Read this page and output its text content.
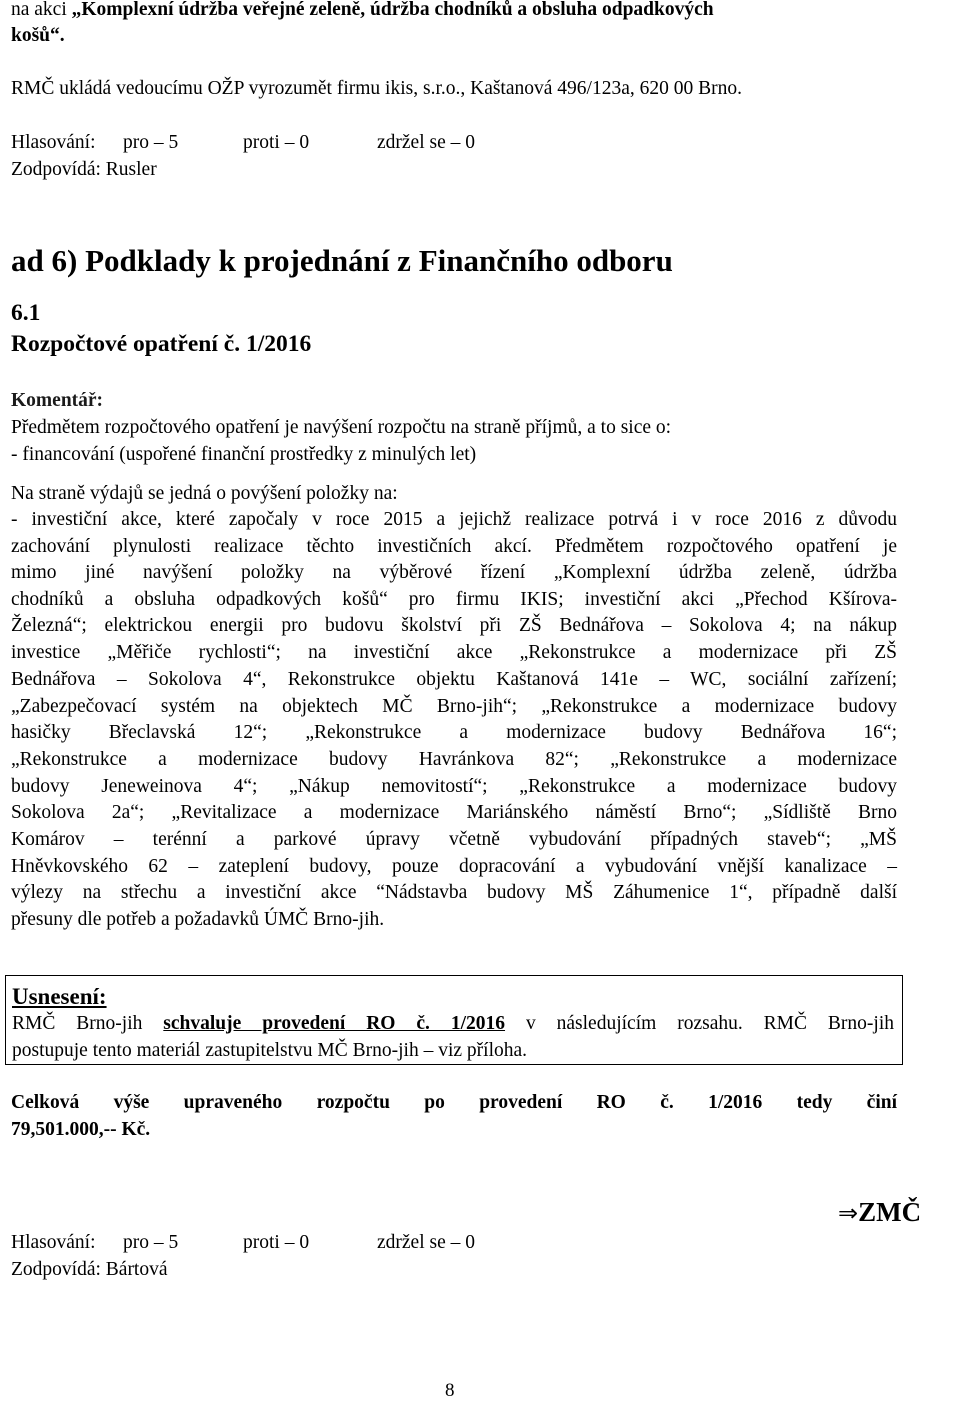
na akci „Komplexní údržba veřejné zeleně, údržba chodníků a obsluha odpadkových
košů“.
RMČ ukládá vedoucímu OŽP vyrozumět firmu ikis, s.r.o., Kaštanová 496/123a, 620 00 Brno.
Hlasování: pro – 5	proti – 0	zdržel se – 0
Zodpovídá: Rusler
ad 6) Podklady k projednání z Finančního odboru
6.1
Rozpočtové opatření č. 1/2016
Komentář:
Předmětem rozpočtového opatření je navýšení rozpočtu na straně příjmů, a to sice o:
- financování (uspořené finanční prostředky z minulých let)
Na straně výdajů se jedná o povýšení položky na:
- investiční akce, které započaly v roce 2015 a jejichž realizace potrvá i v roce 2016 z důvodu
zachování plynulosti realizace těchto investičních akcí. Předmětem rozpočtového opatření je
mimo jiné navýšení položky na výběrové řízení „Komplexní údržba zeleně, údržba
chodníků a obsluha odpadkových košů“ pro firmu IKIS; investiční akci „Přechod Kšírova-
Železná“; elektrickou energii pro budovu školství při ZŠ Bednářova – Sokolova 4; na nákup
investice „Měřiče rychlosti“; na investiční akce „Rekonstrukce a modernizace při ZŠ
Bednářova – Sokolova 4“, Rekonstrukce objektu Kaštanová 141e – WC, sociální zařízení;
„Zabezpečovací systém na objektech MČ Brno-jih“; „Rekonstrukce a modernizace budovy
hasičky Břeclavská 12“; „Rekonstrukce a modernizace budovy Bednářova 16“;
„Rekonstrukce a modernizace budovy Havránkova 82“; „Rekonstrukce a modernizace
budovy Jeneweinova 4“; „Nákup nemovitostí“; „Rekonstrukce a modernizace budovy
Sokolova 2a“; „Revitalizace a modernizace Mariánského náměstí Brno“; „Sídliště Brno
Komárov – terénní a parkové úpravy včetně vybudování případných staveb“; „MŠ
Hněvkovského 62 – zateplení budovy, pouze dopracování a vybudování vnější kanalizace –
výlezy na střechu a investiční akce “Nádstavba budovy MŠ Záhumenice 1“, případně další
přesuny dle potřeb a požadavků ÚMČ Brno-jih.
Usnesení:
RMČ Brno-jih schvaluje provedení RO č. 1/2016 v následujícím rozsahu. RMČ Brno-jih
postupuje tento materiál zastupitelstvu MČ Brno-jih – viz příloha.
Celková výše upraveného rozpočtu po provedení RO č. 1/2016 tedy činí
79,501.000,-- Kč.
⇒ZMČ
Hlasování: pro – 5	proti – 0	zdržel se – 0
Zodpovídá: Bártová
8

------------------------------------

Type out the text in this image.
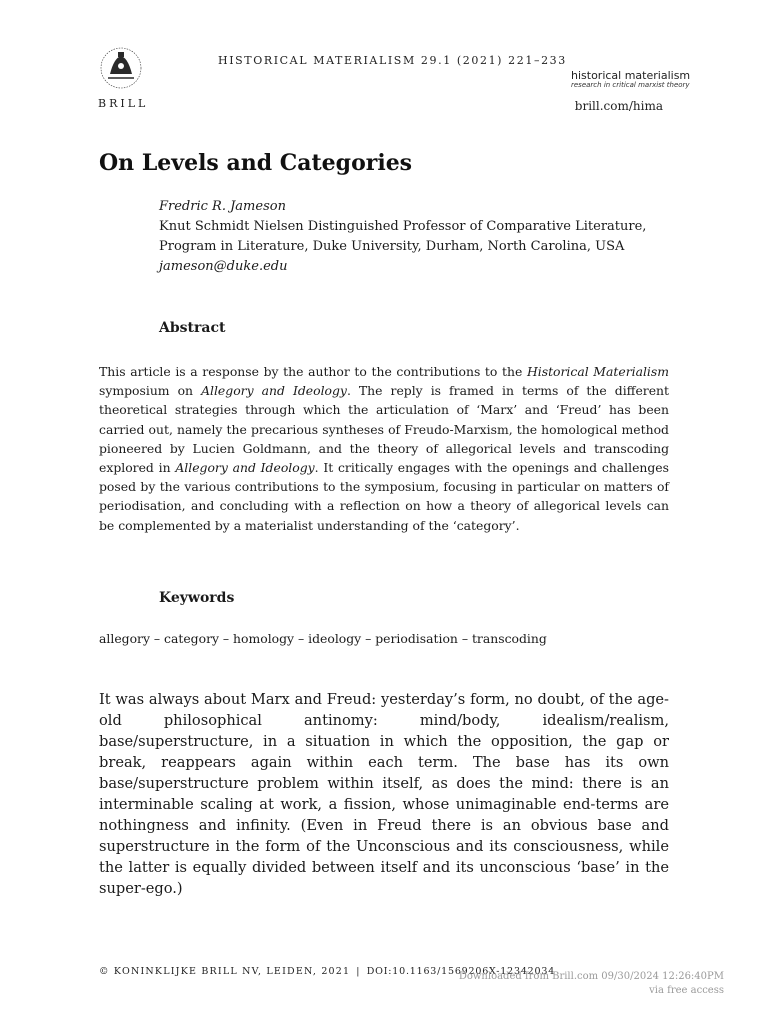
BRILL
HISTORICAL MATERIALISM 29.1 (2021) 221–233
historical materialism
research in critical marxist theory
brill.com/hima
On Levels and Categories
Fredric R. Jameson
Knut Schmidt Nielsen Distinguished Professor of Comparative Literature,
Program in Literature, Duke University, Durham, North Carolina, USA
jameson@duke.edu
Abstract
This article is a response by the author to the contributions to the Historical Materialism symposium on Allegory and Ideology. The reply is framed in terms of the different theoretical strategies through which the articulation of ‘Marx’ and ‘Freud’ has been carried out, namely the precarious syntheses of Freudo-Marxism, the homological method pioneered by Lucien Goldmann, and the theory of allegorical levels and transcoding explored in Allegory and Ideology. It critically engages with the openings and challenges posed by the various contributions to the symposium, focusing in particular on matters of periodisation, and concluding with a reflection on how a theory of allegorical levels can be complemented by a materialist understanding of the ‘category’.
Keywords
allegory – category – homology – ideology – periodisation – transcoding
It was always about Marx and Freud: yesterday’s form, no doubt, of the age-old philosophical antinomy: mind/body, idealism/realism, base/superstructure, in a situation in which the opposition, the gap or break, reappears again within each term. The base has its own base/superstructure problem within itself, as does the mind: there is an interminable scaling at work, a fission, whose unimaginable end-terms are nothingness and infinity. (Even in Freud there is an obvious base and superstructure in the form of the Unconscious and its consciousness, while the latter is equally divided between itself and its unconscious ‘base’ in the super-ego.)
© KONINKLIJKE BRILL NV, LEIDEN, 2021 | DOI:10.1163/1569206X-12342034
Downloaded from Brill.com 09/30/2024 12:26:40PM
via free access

------------------------------------

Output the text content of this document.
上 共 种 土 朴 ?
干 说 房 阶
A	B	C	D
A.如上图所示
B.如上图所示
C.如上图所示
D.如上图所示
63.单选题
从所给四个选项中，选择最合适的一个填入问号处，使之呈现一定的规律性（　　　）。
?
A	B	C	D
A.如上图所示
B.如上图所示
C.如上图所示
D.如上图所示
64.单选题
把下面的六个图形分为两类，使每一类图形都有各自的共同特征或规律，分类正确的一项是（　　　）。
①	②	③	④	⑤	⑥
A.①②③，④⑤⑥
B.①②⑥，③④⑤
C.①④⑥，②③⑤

------------------------------------

■ Instruction ■
List each line holding the string "akce".

■ Solution below ■
- investiční akce, které započaly v roce 2015 a jejichž realizace potrvá i v roce 2016 z důvodu
investice „Měřiče rychlosti“; na investiční akce „Rekonstrukce a modernizace při ZŠ
výlezy na střechu a investiční akce “Nádstavba budovy MŠ Záhumenice 1“, případně další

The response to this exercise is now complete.